◆ **Problem details**: Each line containing the word "icon" must be reported.

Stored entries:

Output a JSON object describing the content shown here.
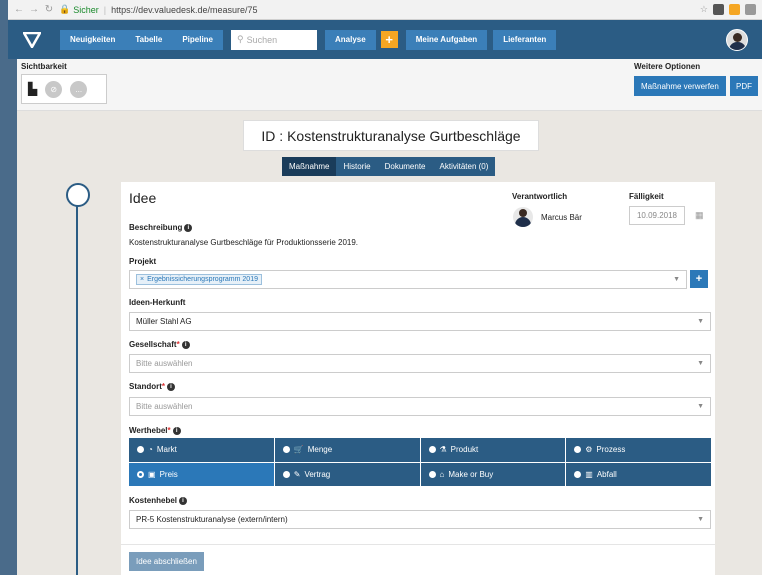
{
  "browser": {
    "secure_label": "Sicher",
    "url": "https://dev.valuedesk.de/measure/75"
  },
  "nav": {
    "items": [
      "Neuigkeiten",
      "Tabelle",
      "Pipeline"
    ],
    "search_placeholder": "Suchen",
    "analyse": "Analyse",
    "plus": "+",
    "aufgaben": "Meine Aufgaben",
    "lieferanten": "Lieferanten"
  },
  "toolbar": {
    "sichtbarkeit": "Sichtbarkeit",
    "weitere": "Weitere Optionen",
    "verwerfen": "Maßnahme verwerfen",
    "pdf": "PDF",
    "dots": "..."
  },
  "title": "ID : Kostenstrukturanalyse Gurtbeschläge",
  "tabs": [
    "Maßnahme",
    "Historie",
    "Dokumente",
    "Aktivitäten (0)"
  ],
  "card": {
    "heading": "Idee",
    "beschreibung_label": "Beschreibung",
    "beschreibung": "Kostenstrukturanalyse Gurtbeschläge für Produktionsserie 2019.",
    "projekt_label": "Projekt",
    "projekt_tag": "Ergebnissicherungsprogramm 2019",
    "herkunft_label": "Ideen-Herkunft",
    "herkunft": "Müller Stahl AG",
    "gesellschaft_label": "Gesellschaft",
    "gesellschaft_ph": "Bitte auswählen",
    "standort_label": "Standort",
    "standort_ph": "Bitte auswählen",
    "werthebel_label": "Werthebel",
    "werthebel": [
      {
        "label": "Markt",
        "icon": "gauge-icon",
        "glyph": "◔"
      },
      {
        "label": "Menge",
        "icon": "cart-icon",
        "glyph": "🛒"
      },
      {
        "label": "Produkt",
        "icon": "flask-icon",
        "glyph": "⚗"
      },
      {
        "label": "Prozess",
        "icon": "process-icon",
        "glyph": "⚙"
      },
      {
        "label": "Preis",
        "icon": "money-icon",
        "glyph": "▣"
      },
      {
        "label": "Vertrag",
        "icon": "contract-icon",
        "glyph": "✎"
      },
      {
        "label": "Make or Buy",
        "icon": "home-icon",
        "glyph": "⌂"
      },
      {
        "label": "Abfall",
        "icon": "trash-icon",
        "glyph": "▥"
      }
    ],
    "kostenhebel_label": "Kostenhebel",
    "kostenhebel": "PR-5 Kostenstrukturanalyse (extern/intern)",
    "verantwortlich_label": "Verantwortlich",
    "verantwortlich": "Marcus Bär",
    "faelligkeit_label": "Fälligkeit",
    "faelligkeit": "10.09.2018",
    "close_btn": "Idee abschließen"
  }
}
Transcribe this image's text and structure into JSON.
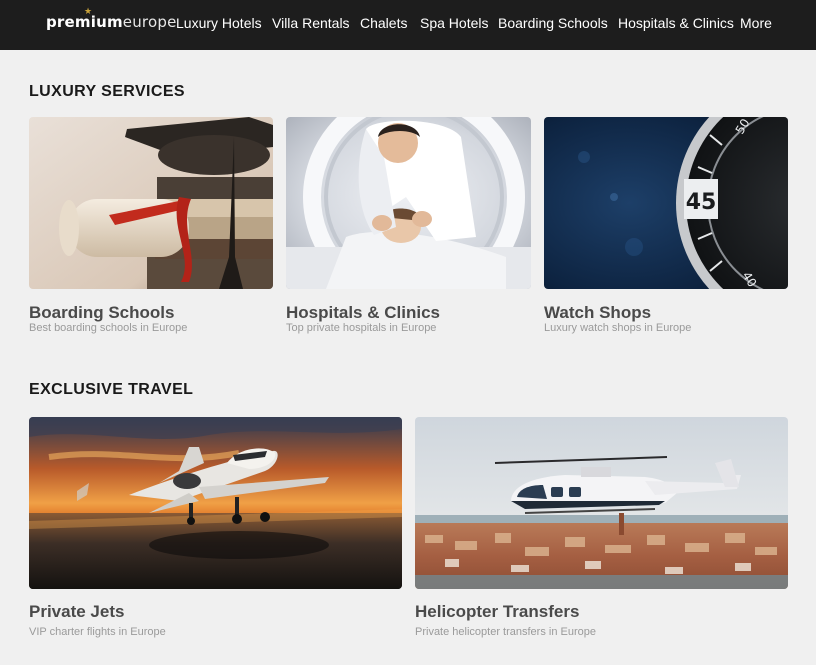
{
  "brand": {
    "logo_bold": "premium",
    "logo_light": "europe"
  },
  "nav": {
    "items": [
      {
        "label": "Luxury Hotels"
      },
      {
        "label": "Villa Rentals"
      },
      {
        "label": "Chalets"
      },
      {
        "label": "Spa Hotels"
      },
      {
        "label": "Boarding Schools"
      },
      {
        "label": "Hospitals & Clinics"
      },
      {
        "label": "More"
      }
    ]
  },
  "sections": [
    {
      "title": "LUXURY SERVICES",
      "cards": [
        {
          "title": "Boarding Schools",
          "subtitle": "Best boarding schools in Europe",
          "image": "graduation-cap-books-diploma"
        },
        {
          "title": "Hospitals & Clinics",
          "subtitle": "Top private hospitals in Europe",
          "image": "doctor-patient-mri-scanner"
        },
        {
          "title": "Watch Shops",
          "subtitle": "Luxury watch shops in Europe",
          "image": "luxury-watch-bezel"
        }
      ]
    },
    {
      "title": "EXCLUSIVE TRAVEL",
      "cards": [
        {
          "title": "Private Jets",
          "subtitle": "VIP charter flights in Europe",
          "image": "private-jet-sunset"
        },
        {
          "title": "Helicopter Transfers",
          "subtitle": "Private helicopter transfers in Europe",
          "image": "helicopter-over-venice"
        }
      ]
    }
  ],
  "image_texts": {
    "watch_numbers": [
      "45",
      "50",
      "40"
    ]
  },
  "colors": {
    "nav_bg": "#1d1d1d",
    "page_bg": "#f0f0f0",
    "logo_star": "#c9a33b",
    "card_title": "#4a4a4a",
    "card_subtitle": "#9a9a9a"
  }
}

◆ **Problem solution**:
        "icon": "gauge-icon",
        "icon": "cart-icon",
        "icon": "flask-icon",
        "icon": "process-icon",
        "icon": "money-icon",
        "icon": "contract-icon",
        "icon": "home-icon",
        "icon": "trash-icon",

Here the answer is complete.